_WHAT YOU NEED TO DO_.
1. Copy the stretch of the Facebook article from "But, What Is" through "in US politics." word for word.
2. According to the Facebook article, how many experts did The Sydney Morning Herald speak with?
3. Write the next part of the Facebook article, picking up after its final sentence.

_TEXT BLOCK_.
>>>

Is Facebook Broken? No, But It Could Be Better – Experts Say

Facebook

The Sydney Morning Herald published an interesting report about the social media giant, Facebook, and what kind of problems it has been facing.

Facebook

Because of the recent political events in the US, Facebook came under fire from authorities in allegations related to the presidential election last year.

It wasn’t just Facebook, the other two giants – Google and Twitter – are also under expected to face questions from US authorities and investigators.

But, What Is Actually Going On?

Facebook 2

Facebook is facing criticism that extends beyond the involvement of foreign players like Russia in US politics.

Experts say that Facebook’s role in modern communications has undermined the news business and impacted every other industry in some way or another.

The Sydney Morning Herald (SMH) spoke with nine experts from the worlds of technology, academia, politics and journalism to speak about what is happening and share their recommendations, insights and ways to improve.

<<<

Image element box records:
>>>

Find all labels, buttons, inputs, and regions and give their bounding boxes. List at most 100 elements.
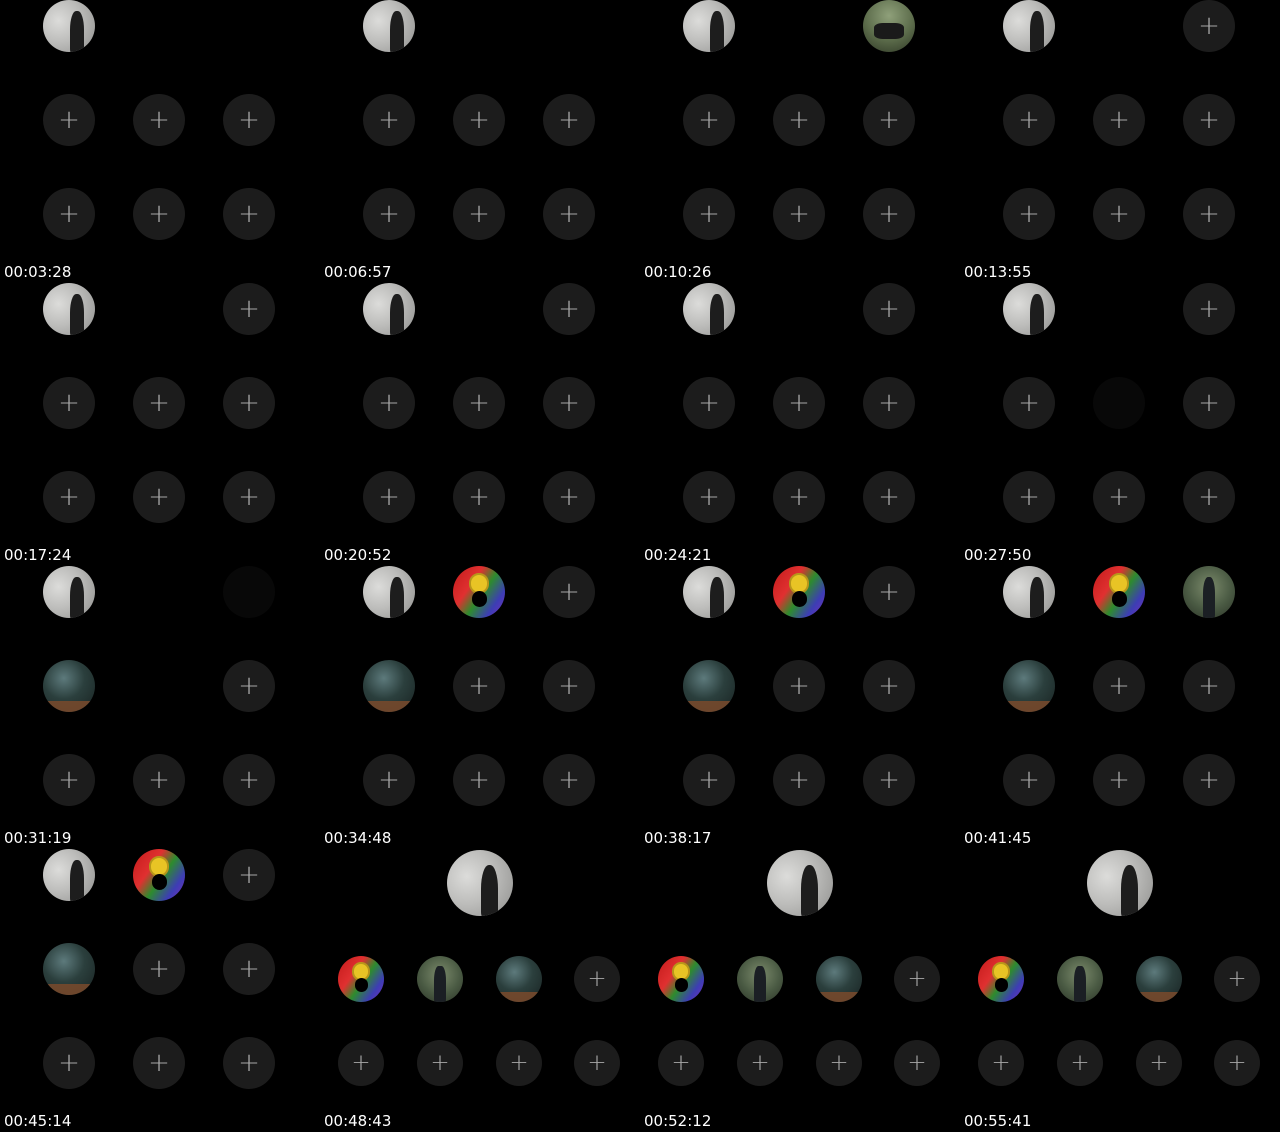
add-participant-button[interactable]: + xyxy=(453,94,505,146)
participant-avatar-bike[interactable] xyxy=(863,0,915,52)
add-participant-button[interactable]: + xyxy=(1093,754,1145,806)
add-participant-button[interactable]: + xyxy=(1183,377,1235,429)
participant-avatar-man[interactable] xyxy=(417,956,463,1002)
participant-avatar-flag[interactable] xyxy=(453,566,505,618)
add-participant-button[interactable]: + xyxy=(1003,377,1055,429)
add-participant-button[interactable]: + xyxy=(1214,1040,1260,1086)
add-participant-button[interactable]: + xyxy=(543,566,595,618)
add-participant-button[interactable]: + xyxy=(1093,471,1145,523)
add-participant-button[interactable]: + xyxy=(1003,754,1055,806)
add-participant-button[interactable]: + xyxy=(1183,660,1235,712)
add-participant-button[interactable]: + xyxy=(683,188,735,240)
add-participant-button[interactable]: + xyxy=(133,1037,185,1089)
participant-avatar-forest[interactable] xyxy=(683,660,735,712)
participant-avatar-forest[interactable] xyxy=(1136,956,1182,1002)
add-participant-button[interactable]: + xyxy=(1183,471,1235,523)
participant-avatar-flag[interactable] xyxy=(133,849,185,901)
add-participant-button[interactable]: + xyxy=(1003,471,1055,523)
add-participant-button[interactable]: + xyxy=(133,943,185,995)
add-participant-button[interactable]: + xyxy=(363,188,415,240)
add-participant-button[interactable]: + xyxy=(773,94,825,146)
add-participant-button[interactable]: + xyxy=(43,471,95,523)
participant-avatar-forest[interactable] xyxy=(43,943,95,995)
participant-avatar-beach[interactable] xyxy=(683,566,735,618)
add-participant-button[interactable]: + xyxy=(43,1037,95,1089)
add-participant-button[interactable]: + xyxy=(863,471,915,523)
add-participant-button[interactable]: + xyxy=(1093,94,1145,146)
participant-avatar-flag[interactable] xyxy=(1093,566,1145,618)
add-participant-button[interactable]: + xyxy=(453,188,505,240)
add-participant-button[interactable]: + xyxy=(223,471,275,523)
add-participant-button[interactable]: + xyxy=(863,94,915,146)
add-participant-button[interactable]: + xyxy=(773,471,825,523)
add-participant-button[interactable]: + xyxy=(773,188,825,240)
add-participant-button[interactable]: + xyxy=(773,754,825,806)
add-participant-button[interactable]: + xyxy=(43,754,95,806)
add-participant-button[interactable]: + xyxy=(1003,188,1055,240)
add-participant-button[interactable]: + xyxy=(223,377,275,429)
add-participant-button[interactable]: + xyxy=(543,283,595,335)
participant-avatar-man[interactable] xyxy=(737,956,783,1002)
add-participant-button[interactable]: + xyxy=(543,471,595,523)
add-participant-button[interactable]: + xyxy=(863,754,915,806)
add-participant-button[interactable]: + xyxy=(223,660,275,712)
add-participant-button[interactable]: + xyxy=(863,188,915,240)
add-participant-button[interactable]: + xyxy=(223,849,275,901)
add-participant-button[interactable]: + xyxy=(1093,188,1145,240)
add-participant-button[interactable]: + xyxy=(223,1037,275,1089)
add-participant-button[interactable]: + xyxy=(658,1040,704,1086)
add-participant-button[interactable]: + xyxy=(863,566,915,618)
add-participant-button[interactable]: + xyxy=(683,754,735,806)
add-participant-button[interactable]: + xyxy=(543,754,595,806)
participant-avatar-beach[interactable] xyxy=(43,0,95,52)
add-participant-button[interactable]: + xyxy=(683,94,735,146)
add-participant-button[interactable]: + xyxy=(1136,1040,1182,1086)
add-participant-button[interactable]: + xyxy=(417,1040,463,1086)
add-participant-button[interactable]: + xyxy=(453,754,505,806)
host-avatar[interactable] xyxy=(767,850,833,916)
add-participant-button[interactable]: + xyxy=(363,754,415,806)
add-participant-button[interactable]: + xyxy=(543,377,595,429)
host-avatar[interactable] xyxy=(1087,850,1153,916)
add-participant-button[interactable]: + xyxy=(43,377,95,429)
participant-avatar-beach[interactable] xyxy=(1003,0,1055,52)
add-participant-button[interactable]: + xyxy=(863,660,915,712)
add-participant-button[interactable]: + xyxy=(453,471,505,523)
participant-avatar-beach[interactable] xyxy=(43,283,95,335)
add-participant-button[interactable]: + xyxy=(453,660,505,712)
add-participant-button[interactable]: + xyxy=(223,94,275,146)
add-participant-button[interactable]: + xyxy=(863,377,915,429)
add-participant-button[interactable]: + xyxy=(133,188,185,240)
add-participant-button[interactable]: + xyxy=(1183,0,1235,52)
add-participant-button[interactable]: + xyxy=(1057,1040,1103,1086)
add-participant-button[interactable]: + xyxy=(1093,660,1145,712)
add-participant-button[interactable]: + xyxy=(574,956,620,1002)
add-participant-button[interactable]: + xyxy=(1183,754,1235,806)
add-participant-button[interactable]: + xyxy=(1183,188,1235,240)
add-participant-button[interactable]: + xyxy=(133,377,185,429)
add-participant-button[interactable]: + xyxy=(863,283,915,335)
add-participant-button[interactable]: + xyxy=(1183,283,1235,335)
participant-avatar-forest[interactable] xyxy=(1003,660,1055,712)
add-participant-button[interactable]: + xyxy=(683,471,735,523)
participant-avatar-beach[interactable] xyxy=(43,849,95,901)
add-participant-button[interactable]: + xyxy=(133,754,185,806)
add-participant-button[interactable]: + xyxy=(683,377,735,429)
add-participant-button[interactable]: + xyxy=(223,188,275,240)
participant-avatar-forest[interactable] xyxy=(43,660,95,712)
add-participant-button[interactable]: + xyxy=(773,377,825,429)
host-avatar[interactable] xyxy=(447,850,513,916)
add-participant-button[interactable]: + xyxy=(978,1040,1024,1086)
participant-avatar-forest[interactable] xyxy=(816,956,862,1002)
add-participant-button[interactable]: + xyxy=(363,94,415,146)
add-participant-button[interactable]: + xyxy=(1003,94,1055,146)
add-participant-button[interactable]: + xyxy=(338,1040,384,1086)
add-participant-button[interactable]: + xyxy=(223,283,275,335)
participant-avatar-man[interactable] xyxy=(1183,566,1235,618)
participant-avatar-beach[interactable] xyxy=(1003,283,1055,335)
add-participant-button[interactable]: + xyxy=(894,1040,940,1086)
add-participant-button[interactable]: + xyxy=(574,1040,620,1086)
participant-avatar-beach[interactable] xyxy=(43,566,95,618)
add-participant-button[interactable]: + xyxy=(1183,94,1235,146)
add-participant-button[interactable]: + xyxy=(1214,956,1260,1002)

<<<

_PER-TASK ANSWERS_.
1.
But, What Is Actually Going On?

Facebook 2

Facebook is facing criticism that extends beyond the involvement of foreign players like Russia in US politics.

2. Nine experts.

3.
The problems can be summarized as follows:

  • Facing the flood of misinformation
  • Freedom of speech dilemma
  • Fake people vs Real People verification
  • Fixing news-feed algorithms (technology challenge)
  • What should be the focus of the platform (Quantity or Quality?)
  • And other problems

What Did These Experts Say?

We, at Roaming Buzz, will be selecting the most relevant of these issues to many of us – regular Facebook users. So, we will share the summary of what selected experts. But you can refer to the original report, if you want to read the opinion of other experts.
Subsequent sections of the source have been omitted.